▶ [WHAT THE EXERCISE ASKS]
List each line of the data that holds the string "structured".

§

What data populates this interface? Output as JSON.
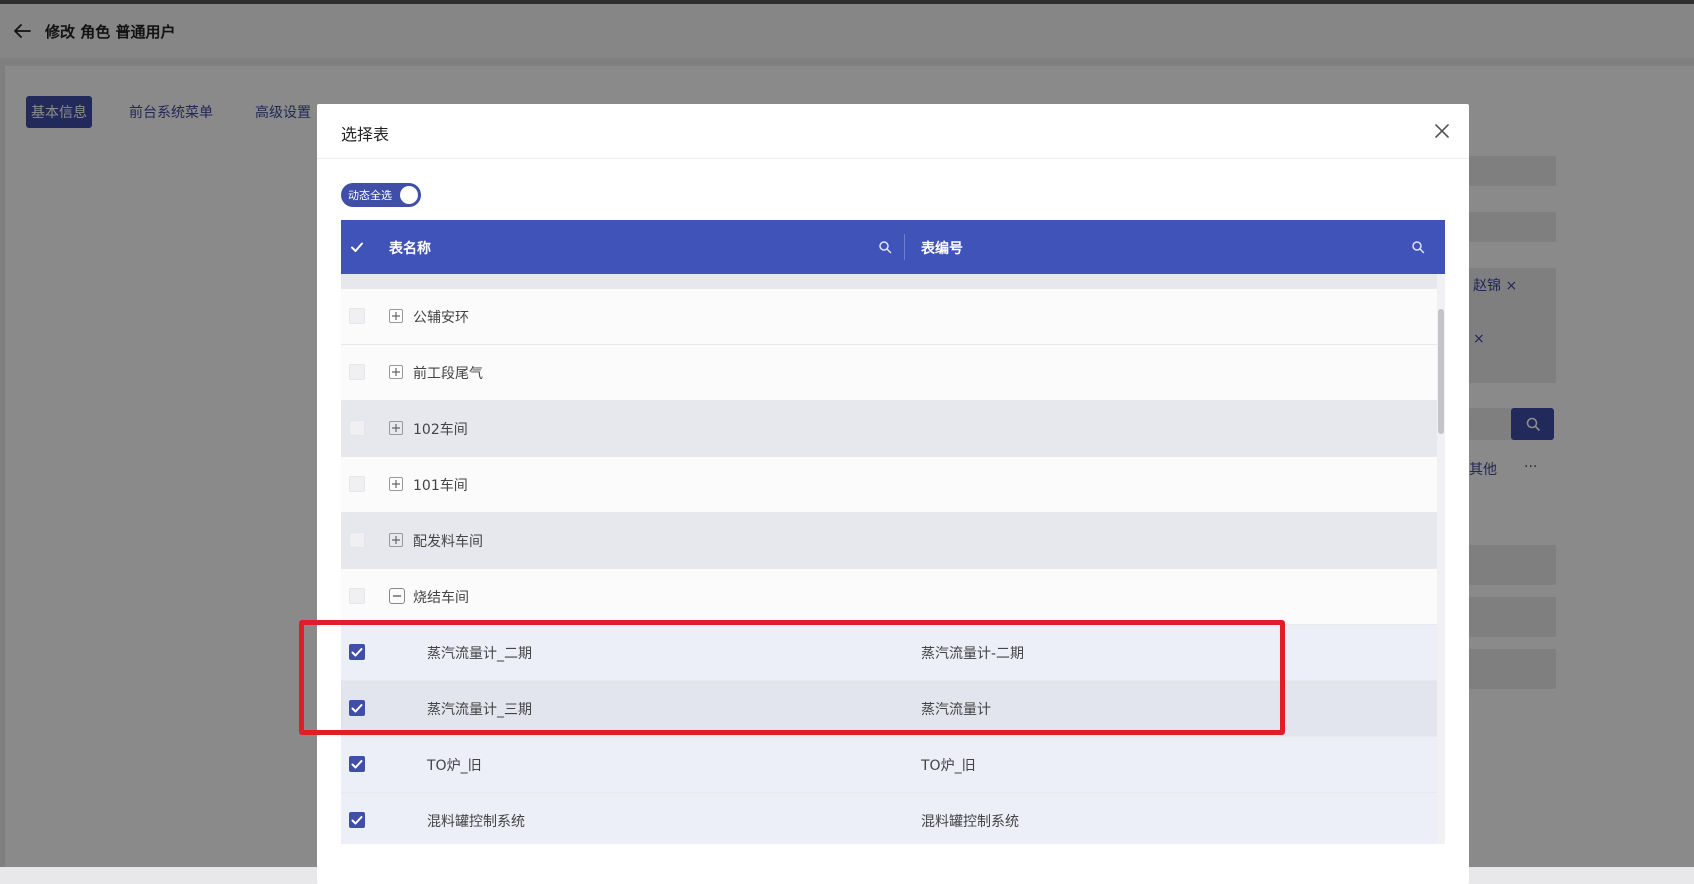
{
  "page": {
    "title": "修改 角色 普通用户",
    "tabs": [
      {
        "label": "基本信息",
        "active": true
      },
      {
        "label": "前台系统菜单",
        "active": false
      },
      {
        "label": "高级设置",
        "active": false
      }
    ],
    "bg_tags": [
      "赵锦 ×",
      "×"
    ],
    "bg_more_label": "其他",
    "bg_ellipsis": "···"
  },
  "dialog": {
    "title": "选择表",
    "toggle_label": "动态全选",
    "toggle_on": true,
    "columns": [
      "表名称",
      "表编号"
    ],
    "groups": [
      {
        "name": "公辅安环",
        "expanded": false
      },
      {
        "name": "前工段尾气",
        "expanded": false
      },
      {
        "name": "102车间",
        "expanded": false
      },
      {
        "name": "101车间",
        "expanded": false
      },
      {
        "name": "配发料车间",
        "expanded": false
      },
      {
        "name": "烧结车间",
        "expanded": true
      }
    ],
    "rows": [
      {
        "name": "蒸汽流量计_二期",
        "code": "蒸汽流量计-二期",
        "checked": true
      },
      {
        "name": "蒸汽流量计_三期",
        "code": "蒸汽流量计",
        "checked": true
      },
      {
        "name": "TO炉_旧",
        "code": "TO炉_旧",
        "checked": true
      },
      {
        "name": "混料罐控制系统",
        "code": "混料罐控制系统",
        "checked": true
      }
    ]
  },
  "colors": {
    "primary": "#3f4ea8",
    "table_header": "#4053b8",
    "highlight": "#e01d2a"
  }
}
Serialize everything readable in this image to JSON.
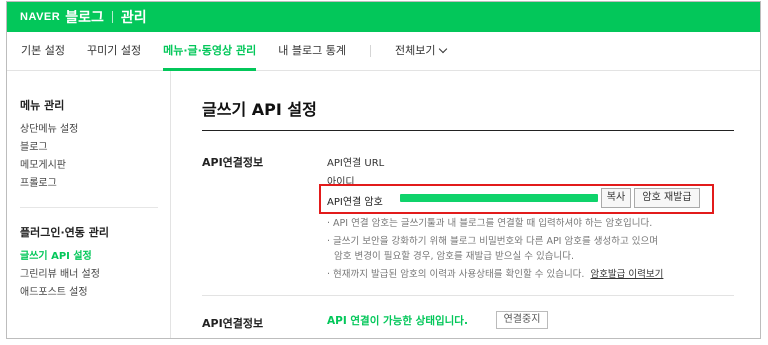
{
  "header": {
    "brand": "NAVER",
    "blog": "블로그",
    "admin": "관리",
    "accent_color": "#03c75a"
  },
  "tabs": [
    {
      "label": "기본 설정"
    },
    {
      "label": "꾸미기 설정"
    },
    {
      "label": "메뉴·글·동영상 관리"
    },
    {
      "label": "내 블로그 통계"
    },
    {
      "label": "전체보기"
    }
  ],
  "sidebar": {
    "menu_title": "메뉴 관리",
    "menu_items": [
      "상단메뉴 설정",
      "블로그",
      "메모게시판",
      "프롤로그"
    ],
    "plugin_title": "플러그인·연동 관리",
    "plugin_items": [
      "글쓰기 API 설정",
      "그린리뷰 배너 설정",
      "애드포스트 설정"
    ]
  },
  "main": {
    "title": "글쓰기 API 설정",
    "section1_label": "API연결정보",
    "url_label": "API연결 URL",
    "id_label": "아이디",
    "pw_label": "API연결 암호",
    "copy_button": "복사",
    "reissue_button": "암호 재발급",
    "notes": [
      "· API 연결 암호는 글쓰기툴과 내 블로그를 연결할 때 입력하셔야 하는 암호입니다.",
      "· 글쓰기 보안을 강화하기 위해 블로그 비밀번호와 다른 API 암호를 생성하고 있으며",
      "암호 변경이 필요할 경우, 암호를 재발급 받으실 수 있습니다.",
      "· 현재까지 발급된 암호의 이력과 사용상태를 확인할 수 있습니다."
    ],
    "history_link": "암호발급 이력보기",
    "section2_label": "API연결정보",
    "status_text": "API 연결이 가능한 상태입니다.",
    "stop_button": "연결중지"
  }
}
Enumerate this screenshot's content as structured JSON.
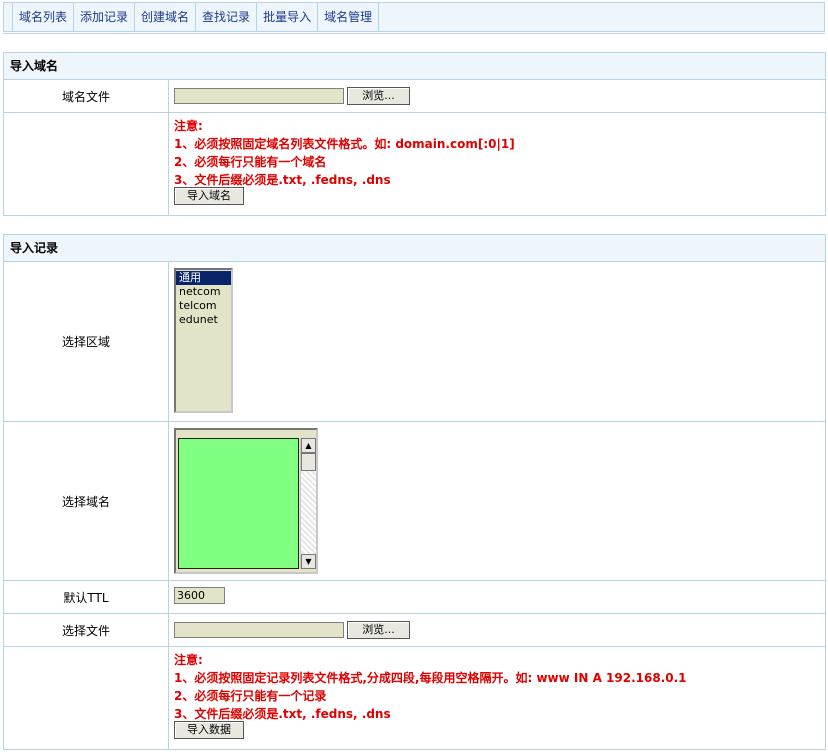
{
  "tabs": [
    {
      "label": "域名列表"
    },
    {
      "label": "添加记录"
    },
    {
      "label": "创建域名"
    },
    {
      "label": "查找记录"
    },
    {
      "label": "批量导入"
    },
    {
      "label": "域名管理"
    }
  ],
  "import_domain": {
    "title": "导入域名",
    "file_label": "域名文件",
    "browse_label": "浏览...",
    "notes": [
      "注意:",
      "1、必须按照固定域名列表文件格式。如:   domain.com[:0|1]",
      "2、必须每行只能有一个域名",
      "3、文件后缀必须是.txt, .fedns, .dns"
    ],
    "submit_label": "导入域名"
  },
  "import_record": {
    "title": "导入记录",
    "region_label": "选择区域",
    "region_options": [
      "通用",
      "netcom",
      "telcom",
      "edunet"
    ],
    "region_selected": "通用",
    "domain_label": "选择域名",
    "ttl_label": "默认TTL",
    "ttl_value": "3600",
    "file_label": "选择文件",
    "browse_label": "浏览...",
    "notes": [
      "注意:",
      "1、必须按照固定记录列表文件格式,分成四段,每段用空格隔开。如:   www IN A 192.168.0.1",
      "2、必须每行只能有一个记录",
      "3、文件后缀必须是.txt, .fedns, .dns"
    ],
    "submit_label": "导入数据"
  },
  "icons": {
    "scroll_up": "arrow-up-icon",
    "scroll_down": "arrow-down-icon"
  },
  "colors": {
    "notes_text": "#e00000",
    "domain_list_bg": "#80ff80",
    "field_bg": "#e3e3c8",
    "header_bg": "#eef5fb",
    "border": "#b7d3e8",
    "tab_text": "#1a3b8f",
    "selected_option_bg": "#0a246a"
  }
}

§

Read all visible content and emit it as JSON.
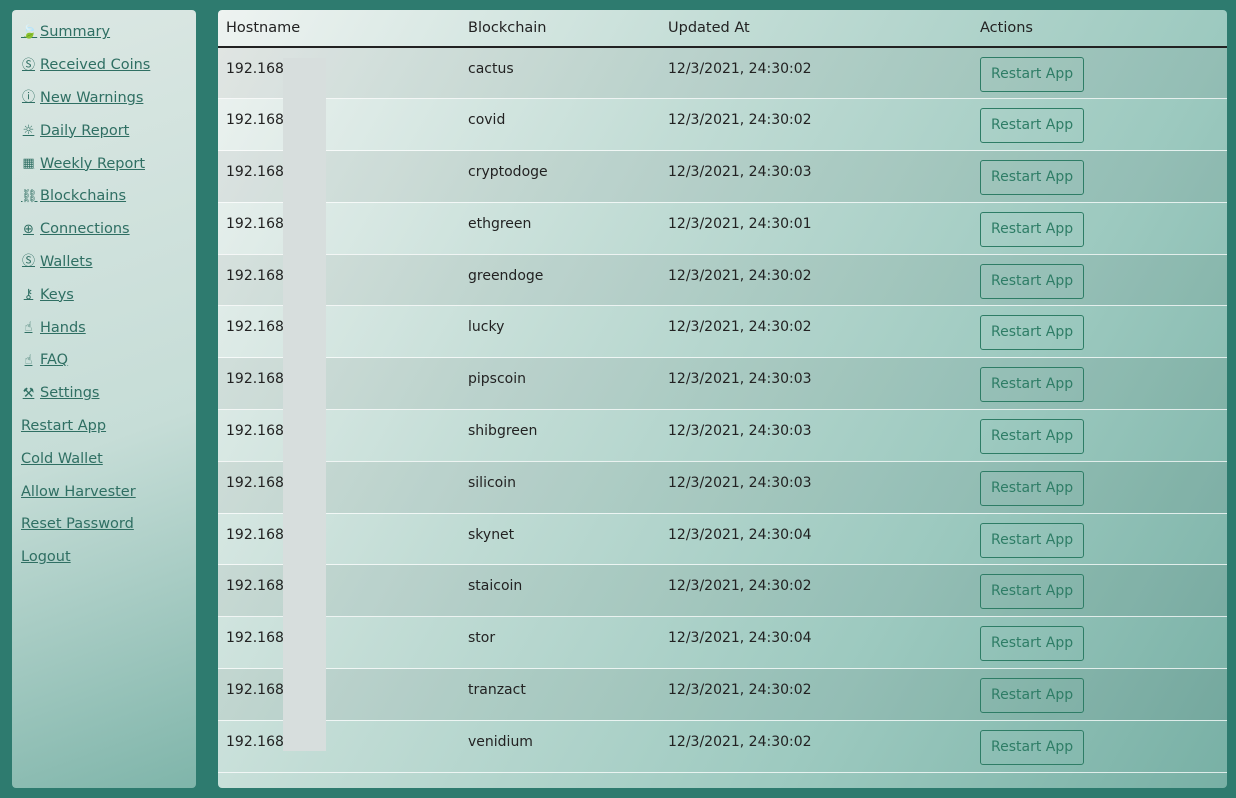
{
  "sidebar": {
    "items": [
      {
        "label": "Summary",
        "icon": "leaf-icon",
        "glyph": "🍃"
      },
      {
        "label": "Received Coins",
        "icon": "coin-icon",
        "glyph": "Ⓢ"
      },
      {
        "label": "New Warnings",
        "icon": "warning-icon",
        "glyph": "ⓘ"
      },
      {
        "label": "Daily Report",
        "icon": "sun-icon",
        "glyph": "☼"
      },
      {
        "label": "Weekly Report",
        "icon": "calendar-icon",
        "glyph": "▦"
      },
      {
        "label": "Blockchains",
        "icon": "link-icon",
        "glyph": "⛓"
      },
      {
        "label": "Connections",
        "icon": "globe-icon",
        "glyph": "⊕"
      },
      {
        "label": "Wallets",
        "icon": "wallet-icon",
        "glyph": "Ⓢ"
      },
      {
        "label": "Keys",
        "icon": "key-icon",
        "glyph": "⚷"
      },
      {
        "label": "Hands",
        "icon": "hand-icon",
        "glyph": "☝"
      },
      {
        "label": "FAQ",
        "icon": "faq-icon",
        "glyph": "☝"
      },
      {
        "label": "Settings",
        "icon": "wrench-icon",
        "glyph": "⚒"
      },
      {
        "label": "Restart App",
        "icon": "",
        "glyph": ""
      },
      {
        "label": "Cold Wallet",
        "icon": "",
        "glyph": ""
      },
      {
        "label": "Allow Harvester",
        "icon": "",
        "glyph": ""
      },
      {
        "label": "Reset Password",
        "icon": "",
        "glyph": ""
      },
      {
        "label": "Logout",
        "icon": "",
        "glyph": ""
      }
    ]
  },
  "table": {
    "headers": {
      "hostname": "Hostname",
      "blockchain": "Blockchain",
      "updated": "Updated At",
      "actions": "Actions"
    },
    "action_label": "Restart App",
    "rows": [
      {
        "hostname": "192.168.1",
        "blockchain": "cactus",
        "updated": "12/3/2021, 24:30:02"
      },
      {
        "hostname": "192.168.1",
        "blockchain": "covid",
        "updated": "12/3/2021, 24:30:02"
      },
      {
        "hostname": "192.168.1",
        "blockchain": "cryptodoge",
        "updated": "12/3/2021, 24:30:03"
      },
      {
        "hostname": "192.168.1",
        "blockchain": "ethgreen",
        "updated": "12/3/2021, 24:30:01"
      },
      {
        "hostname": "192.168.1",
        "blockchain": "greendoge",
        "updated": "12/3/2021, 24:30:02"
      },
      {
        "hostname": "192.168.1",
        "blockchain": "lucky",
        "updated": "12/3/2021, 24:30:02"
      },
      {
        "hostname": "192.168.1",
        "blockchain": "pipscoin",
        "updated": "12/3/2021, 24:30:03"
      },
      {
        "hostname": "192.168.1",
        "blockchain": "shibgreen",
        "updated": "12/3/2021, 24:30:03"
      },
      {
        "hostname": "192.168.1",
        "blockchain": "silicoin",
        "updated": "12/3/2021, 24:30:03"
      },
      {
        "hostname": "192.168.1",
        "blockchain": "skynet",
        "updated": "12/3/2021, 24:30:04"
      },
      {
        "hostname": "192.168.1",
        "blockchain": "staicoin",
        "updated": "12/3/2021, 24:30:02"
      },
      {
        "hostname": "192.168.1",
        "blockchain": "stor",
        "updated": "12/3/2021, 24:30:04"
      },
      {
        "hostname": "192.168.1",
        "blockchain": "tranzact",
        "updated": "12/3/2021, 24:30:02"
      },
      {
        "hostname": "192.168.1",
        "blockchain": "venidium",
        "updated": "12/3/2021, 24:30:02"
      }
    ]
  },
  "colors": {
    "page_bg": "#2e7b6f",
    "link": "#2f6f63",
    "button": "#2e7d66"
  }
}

§

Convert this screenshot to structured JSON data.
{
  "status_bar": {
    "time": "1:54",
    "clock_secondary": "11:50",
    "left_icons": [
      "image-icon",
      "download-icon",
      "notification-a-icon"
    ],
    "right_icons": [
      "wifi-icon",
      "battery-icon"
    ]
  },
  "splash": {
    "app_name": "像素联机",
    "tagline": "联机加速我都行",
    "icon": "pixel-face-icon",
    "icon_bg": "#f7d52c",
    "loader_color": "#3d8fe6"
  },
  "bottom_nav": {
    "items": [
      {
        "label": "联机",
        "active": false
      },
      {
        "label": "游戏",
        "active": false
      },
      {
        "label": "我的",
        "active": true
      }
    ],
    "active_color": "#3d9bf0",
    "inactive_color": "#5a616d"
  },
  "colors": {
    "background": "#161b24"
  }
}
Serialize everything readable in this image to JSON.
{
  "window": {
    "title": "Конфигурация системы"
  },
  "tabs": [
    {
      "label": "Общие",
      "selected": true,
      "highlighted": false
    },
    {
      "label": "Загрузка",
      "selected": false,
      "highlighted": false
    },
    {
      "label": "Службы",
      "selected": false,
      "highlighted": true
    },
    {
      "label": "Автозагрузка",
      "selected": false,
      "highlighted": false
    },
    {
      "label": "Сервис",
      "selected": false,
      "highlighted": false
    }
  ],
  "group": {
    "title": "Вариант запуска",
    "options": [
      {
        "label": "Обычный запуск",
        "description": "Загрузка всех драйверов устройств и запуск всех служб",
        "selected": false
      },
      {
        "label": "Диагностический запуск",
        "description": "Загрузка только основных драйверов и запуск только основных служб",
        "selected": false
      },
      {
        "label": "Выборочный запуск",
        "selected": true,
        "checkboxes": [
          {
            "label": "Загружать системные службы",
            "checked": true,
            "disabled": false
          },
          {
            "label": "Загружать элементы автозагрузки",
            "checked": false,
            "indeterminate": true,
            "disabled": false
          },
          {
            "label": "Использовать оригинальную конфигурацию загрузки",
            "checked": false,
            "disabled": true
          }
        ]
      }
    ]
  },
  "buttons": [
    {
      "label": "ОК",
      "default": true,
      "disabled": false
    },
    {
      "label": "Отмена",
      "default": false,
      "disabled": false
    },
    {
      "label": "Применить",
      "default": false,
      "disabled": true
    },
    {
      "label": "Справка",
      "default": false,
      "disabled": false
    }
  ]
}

§

▶ [FINAL ANSWER]
Enumerate this screenshot's content as structured JSON.
Convert this screenshot to structured JSON data.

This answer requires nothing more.